### Problem to solve
Only the lines from the one containing "What's the underlying" to the end of the material are to be copied, exactly and in full; images stay out.

### Information given
——————

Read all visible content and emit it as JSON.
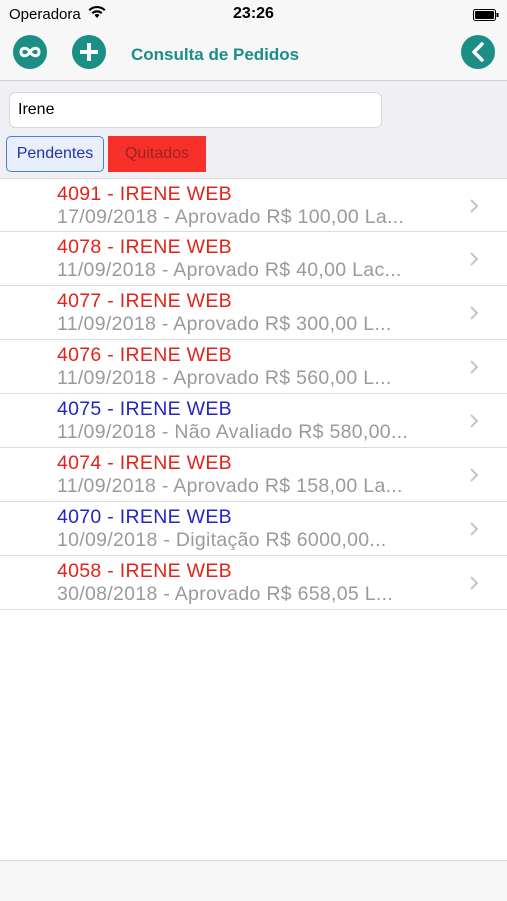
{
  "status_bar": {
    "carrier": "Operadora",
    "time": "23:26"
  },
  "nav": {
    "title": "Consulta de Pedidos"
  },
  "search": {
    "value": "Irene"
  },
  "tabs": {
    "pendentes": "Pendentes",
    "quitados": "Quitados"
  },
  "colors": {
    "accent": "#1b8e86",
    "red_status": "#e2231a",
    "blue_status": "#2424c8",
    "quitados_bg": "#f7312a"
  },
  "orders": [
    {
      "title": "4091 - IRENE WEB",
      "subtitle": "17/09/2018 - Aprovado R$ 100,00 La...",
      "color": "red"
    },
    {
      "title": "4078 - IRENE WEB",
      "subtitle": "11/09/2018 - Aprovado R$ 40,00 Lac...",
      "color": "red"
    },
    {
      "title": "4077 - IRENE WEB",
      "subtitle": "11/09/2018 - Aprovado R$ 300,00 L...",
      "color": "red"
    },
    {
      "title": "4076 - IRENE WEB",
      "subtitle": "11/09/2018 - Aprovado R$ 560,00 L...",
      "color": "red"
    },
    {
      "title": "4075 - IRENE WEB",
      "subtitle": "11/09/2018 - Não Avaliado R$ 580,00...",
      "color": "blue"
    },
    {
      "title": "4074 - IRENE WEB",
      "subtitle": "11/09/2018 - Aprovado R$ 158,00 La...",
      "color": "red"
    },
    {
      "title": "4070 - IRENE WEB",
      "subtitle": "10/09/2018 - Digitação R$ 6000,00...",
      "color": "blue"
    },
    {
      "title": "4058 - IRENE WEB",
      "subtitle": "30/08/2018 - Aprovado R$ 658,05 L...",
      "color": "red"
    }
  ]
}
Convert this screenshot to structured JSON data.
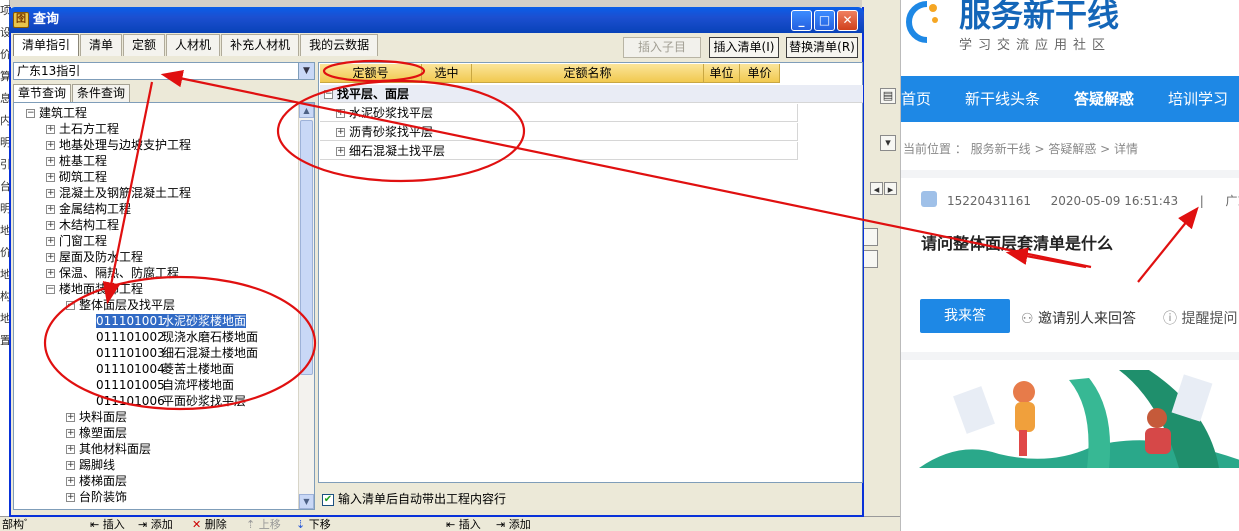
{
  "background_app": {
    "left_strip_chars": [
      "项",
      "设",
      "价",
      "算",
      "息",
      "内",
      "明",
      "引",
      "台",
      "明",
      "地",
      "价",
      "地",
      "构",
      "地",
      "置"
    ],
    "bottom_bar": [
      "部构ﾞ",
      "插入",
      "添加",
      "删除",
      "上移",
      "下移",
      "插入",
      "添加"
    ]
  },
  "dialog": {
    "title": "查询",
    "window_buttons": {
      "minimize": "_",
      "maximize": "□",
      "close": "✕"
    },
    "top_tabs": [
      "清单指引",
      "清单",
      "定额",
      "人材机",
      "补充人材机",
      "我的云数据"
    ],
    "insert_sub_button": "插入子目",
    "insert_list_button": "插入清单(I)",
    "replace_list_button": "替换清单(R)",
    "guide_select_value": "广东13指引",
    "sub_tabs": [
      "章节查询",
      "条件查询"
    ],
    "tree": [
      {
        "indent": 0,
        "toggle": "⊟",
        "label": "建筑工程"
      },
      {
        "indent": 1,
        "toggle": "+",
        "label": "土石方工程"
      },
      {
        "indent": 1,
        "toggle": "+",
        "label": "地基处理与边坡支护工程"
      },
      {
        "indent": 1,
        "toggle": "+",
        "label": "桩基工程"
      },
      {
        "indent": 1,
        "toggle": "+",
        "label": "砌筑工程"
      },
      {
        "indent": 1,
        "toggle": "+",
        "label": "混凝土及钢筋混凝土工程"
      },
      {
        "indent": 1,
        "toggle": "+",
        "label": "金属结构工程"
      },
      {
        "indent": 1,
        "toggle": "+",
        "label": "木结构工程"
      },
      {
        "indent": 1,
        "toggle": "+",
        "label": "门窗工程"
      },
      {
        "indent": 1,
        "toggle": "+",
        "label": "屋面及防水工程"
      },
      {
        "indent": 1,
        "toggle": "+",
        "label": "保温、隔热、防腐工程"
      },
      {
        "indent": 1,
        "toggle": "−",
        "label": "楼地面装饰工程"
      },
      {
        "indent": 2,
        "toggle": "⊟",
        "label": "整体面层及找平层"
      },
      {
        "indent": 3,
        "code": "011101001",
        "label": "水泥砂浆楼地面",
        "selected": true
      },
      {
        "indent": 3,
        "code": "011101002",
        "label": "现浇水磨石楼地面"
      },
      {
        "indent": 3,
        "code": "011101003",
        "label": "细石混凝土楼地面"
      },
      {
        "indent": 3,
        "code": "011101004",
        "label": "菱苦土楼地面"
      },
      {
        "indent": 3,
        "code": "011101005",
        "label": "自流坪楼地面"
      },
      {
        "indent": 3,
        "code": "011101006",
        "label": "平面砂浆找平层"
      },
      {
        "indent": 2,
        "toggle": "+",
        "label": "块料面层"
      },
      {
        "indent": 2,
        "toggle": "+",
        "label": "橡塑面层"
      },
      {
        "indent": 2,
        "toggle": "+",
        "label": "其他材料面层"
      },
      {
        "indent": 2,
        "toggle": "+",
        "label": "踢脚线"
      },
      {
        "indent": 2,
        "toggle": "+",
        "label": "楼梯面层"
      },
      {
        "indent": 2,
        "toggle": "+",
        "label": "台阶装饰"
      }
    ],
    "grid": {
      "columns": [
        "定额号",
        "选中",
        "定额名称",
        "单位",
        "单价"
      ],
      "group": "找平层、面层",
      "items": [
        "水泥砂浆找平层",
        "沥青砂浆找平层",
        "细石混凝土找平层"
      ]
    },
    "auto_bring_label": "输入清单后自动带出工程内容行"
  },
  "web": {
    "site_name": "服务新干线",
    "slogan": "学习交流应用社区",
    "nav": [
      "首页",
      "新干线头条",
      "答疑解惑",
      "培训学习"
    ],
    "breadcrumb": "当前位置 ： 服务新干线 > 答疑解惑 > 详情",
    "meta": {
      "user": "15220431161",
      "datetime": "2020-05-09 16:51:43",
      "separator": "|",
      "region": "广东省"
    },
    "question_title": "请问整体面层套清单是什么",
    "answer_button": "我来答",
    "invite_label": "邀请别人来回答",
    "remind_label": "提醒提问"
  },
  "colors": {
    "annotation": "#e01010",
    "accent": "#1e88e5",
    "selection": "#316ac5",
    "grid_header": "#f1c950"
  }
}
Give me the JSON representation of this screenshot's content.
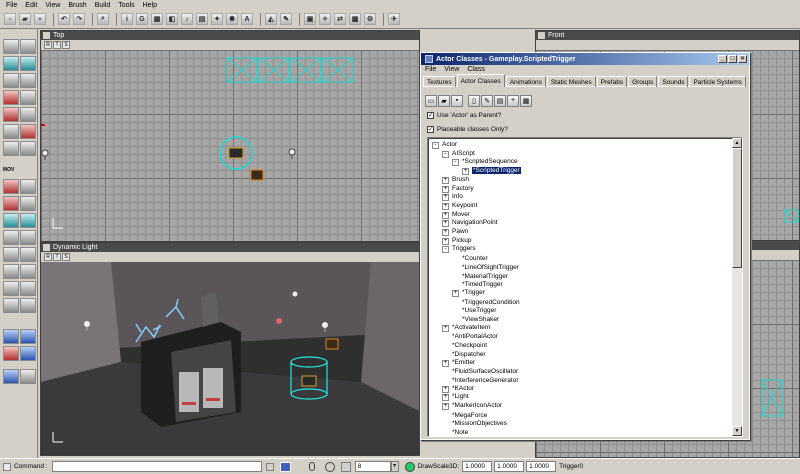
{
  "menu": [
    "File",
    "Edit",
    "View",
    "Brush",
    "Build",
    "Tools",
    "Help"
  ],
  "viewports": {
    "top": {
      "title": "Top",
      "bar": [
        "R",
        "T",
        "S"
      ]
    },
    "front": {
      "title": "Front"
    },
    "dynamic": {
      "title": "Dynamic Light",
      "bar": [
        "R",
        "T",
        "S"
      ]
    }
  },
  "left_toolbar": {
    "mov_label": "MOV"
  },
  "dialog": {
    "title": "Actor Classes - Gameplay.ScriptedTrigger",
    "menu": [
      "File",
      "View",
      "Class"
    ],
    "tabs": [
      "Textures",
      "Actor Classes",
      "Animations",
      "Static Meshes",
      "Prefabs",
      "Groups",
      "Sounds",
      "Particle Systems"
    ],
    "active_tab": "Actor Classes",
    "use_actor_label": "Use 'Actor' as Parent?",
    "placeable_label": "Placeable classes Only?",
    "tree": [
      {
        "label": "Actor",
        "depth": 0,
        "box": "-"
      },
      {
        "label": "AIScript",
        "depth": 1,
        "box": "-"
      },
      {
        "label": "*ScriptedSequence",
        "depth": 2,
        "box": "-"
      },
      {
        "label": "*ScriptedTrigger",
        "depth": 3,
        "box": "+",
        "selected": true
      },
      {
        "label": "Brush",
        "depth": 1,
        "box": "+"
      },
      {
        "label": "Factory",
        "depth": 1,
        "box": "+"
      },
      {
        "label": "Info",
        "depth": 1,
        "box": "+"
      },
      {
        "label": "Keypoint",
        "depth": 1,
        "box": "+"
      },
      {
        "label": "Mover",
        "depth": 1,
        "box": "+"
      },
      {
        "label": "NavigationPoint",
        "depth": 1,
        "box": "+"
      },
      {
        "label": "Pawn",
        "depth": 1,
        "box": "+"
      },
      {
        "label": "Pickup",
        "depth": 1,
        "box": "+"
      },
      {
        "label": "Triggers",
        "depth": 1,
        "box": "-"
      },
      {
        "label": "*Counter",
        "depth": 2,
        "box": ""
      },
      {
        "label": "*LineOfSightTrigger",
        "depth": 2,
        "box": ""
      },
      {
        "label": "*MaterialTrigger",
        "depth": 2,
        "box": ""
      },
      {
        "label": "*TimedTrigger",
        "depth": 2,
        "box": ""
      },
      {
        "label": "*Trigger",
        "depth": 2,
        "box": "+"
      },
      {
        "label": "*TriggeredCondition",
        "depth": 2,
        "box": ""
      },
      {
        "label": "*UseTrigger",
        "depth": 2,
        "box": ""
      },
      {
        "label": "*ViewShaker",
        "depth": 2,
        "box": ""
      },
      {
        "label": "*ActivateItem",
        "depth": 1,
        "box": "+"
      },
      {
        "label": "*AntiPortalActor",
        "depth": 1,
        "box": ""
      },
      {
        "label": "*Checkpoint",
        "depth": 1,
        "box": ""
      },
      {
        "label": "*Dispatcher",
        "depth": 1,
        "box": ""
      },
      {
        "label": "*Emitter",
        "depth": 1,
        "box": "+"
      },
      {
        "label": "*FluidSurfaceOscillator",
        "depth": 1,
        "box": ""
      },
      {
        "label": "*InterferenceGenerator",
        "depth": 1,
        "box": ""
      },
      {
        "label": "*KActor",
        "depth": 1,
        "box": "+"
      },
      {
        "label": "*Light",
        "depth": 1,
        "box": "+"
      },
      {
        "label": "*MarkerIconActor",
        "depth": 1,
        "box": "+"
      },
      {
        "label": "*MegaForce",
        "depth": 1,
        "box": ""
      },
      {
        "label": "*MissionObjectives",
        "depth": 1,
        "box": ""
      },
      {
        "label": "*Note",
        "depth": 1,
        "box": ""
      }
    ]
  },
  "status": {
    "command_label": "Command :",
    "grid_value": "8",
    "drawscale_label": "DrawScale3D:",
    "scale_x": "1.0000",
    "scale_y": "1.0000",
    "scale_z": "1.0000",
    "selected_actor": "Trigger0"
  }
}
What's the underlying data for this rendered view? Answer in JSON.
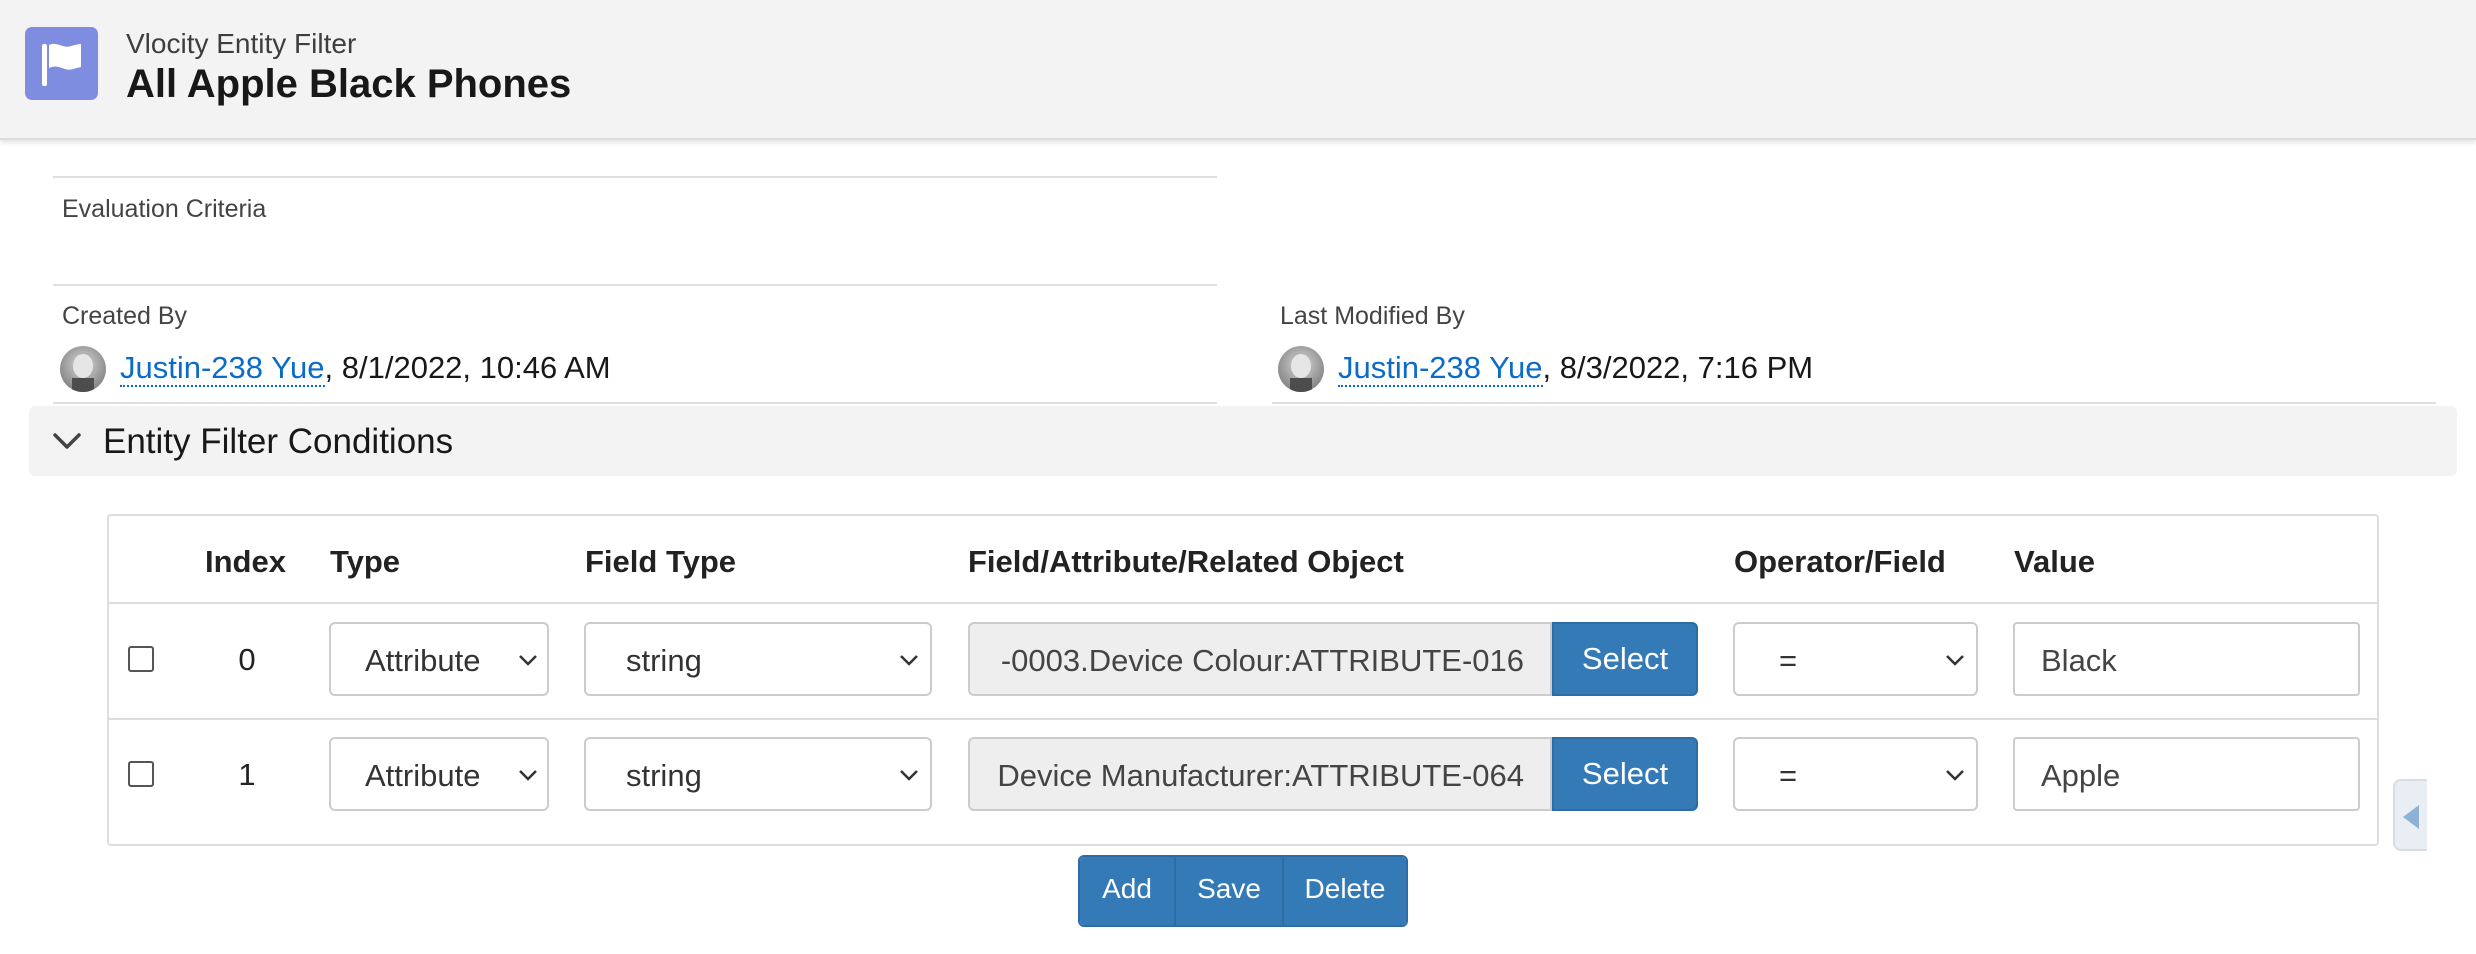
{
  "header": {
    "object_label": "Vlocity Entity Filter",
    "record_title": "All Apple Black Phones",
    "icon": "flag-icon",
    "icon_color": "#7f8de1"
  },
  "details": {
    "evaluation_criteria_label": "Evaluation Criteria",
    "evaluation_criteria_value": "",
    "created_by_label": "Created By",
    "created_by_user": "Justin-238 Yue",
    "created_by_date": ", 8/1/2022, 10:46 AM",
    "last_modified_label": "Last Modified By",
    "last_modified_user": "Justin-238 Yue",
    "last_modified_date": ", 8/3/2022, 7:16 PM"
  },
  "section": {
    "title": "Entity Filter Conditions",
    "icon": "chevron-down-icon"
  },
  "table": {
    "columns": [
      "Index",
      "Type",
      "Field Type",
      "Field/Attribute/Related Object",
      "Operator/Field",
      "Value"
    ],
    "rows": [
      {
        "index": "0",
        "type": "Attribute",
        "field_type": "string",
        "field": "-0003.Device Colour:ATTRIBUTE-016",
        "select_label": "Select",
        "operator": "=",
        "value": "Black"
      },
      {
        "index": "1",
        "type": "Attribute",
        "field_type": "string",
        "field": "Device Manufacturer:ATTRIBUTE-064",
        "select_label": "Select",
        "operator": "=",
        "value": "Apple"
      }
    ]
  },
  "actions": {
    "add_label": "Add",
    "save_label": "Save",
    "delete_label": "Delete"
  },
  "colors": {
    "link": "#0b6bc9",
    "button": "#337ab7"
  }
}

——————

### The reply
What's the underlying data for this rendered view? Answer in JSON.
{
  "header": {
    "object_label": "Vlocity Entity Filter",
    "record_title": "All Apple Black Phones",
    "icon": "flag-icon",
    "icon_color": "#7f8de1"
  },
  "details": {
    "evaluation_criteria_label": "Evaluation Criteria",
    "evaluation_criteria_value": "",
    "created_by_label": "Created By",
    "created_by_user": "Justin-238 Yue",
    "created_by_date": ", 8/1/2022, 10:46 AM",
    "last_modified_label": "Last Modified By",
    "last_modified_user": "Justin-238 Yue",
    "last_modified_date": ", 8/3/2022, 7:16 PM"
  },
  "section": {
    "title": "Entity Filter Conditions",
    "icon": "chevron-down-icon"
  },
  "table": {
    "columns": [
      "Index",
      "Type",
      "Field Type",
      "Field/Attribute/Related Object",
      "Operator/Field",
      "Value"
    ],
    "rows": [
      {
        "index": "0",
        "type": "Attribute",
        "field_type": "string",
        "field": "-0003.Device Colour:ATTRIBUTE-016",
        "select_label": "Select",
        "operator": "=",
        "value": "Black"
      },
      {
        "index": "1",
        "type": "Attribute",
        "field_type": "string",
        "field": "Device Manufacturer:ATTRIBUTE-064",
        "select_label": "Select",
        "operator": "=",
        "value": "Apple"
      }
    ]
  },
  "actions": {
    "add_label": "Add",
    "save_label": "Save",
    "delete_label": "Delete"
  },
  "colors": {
    "link": "#0b6bc9",
    "button": "#337ab7"
  }
}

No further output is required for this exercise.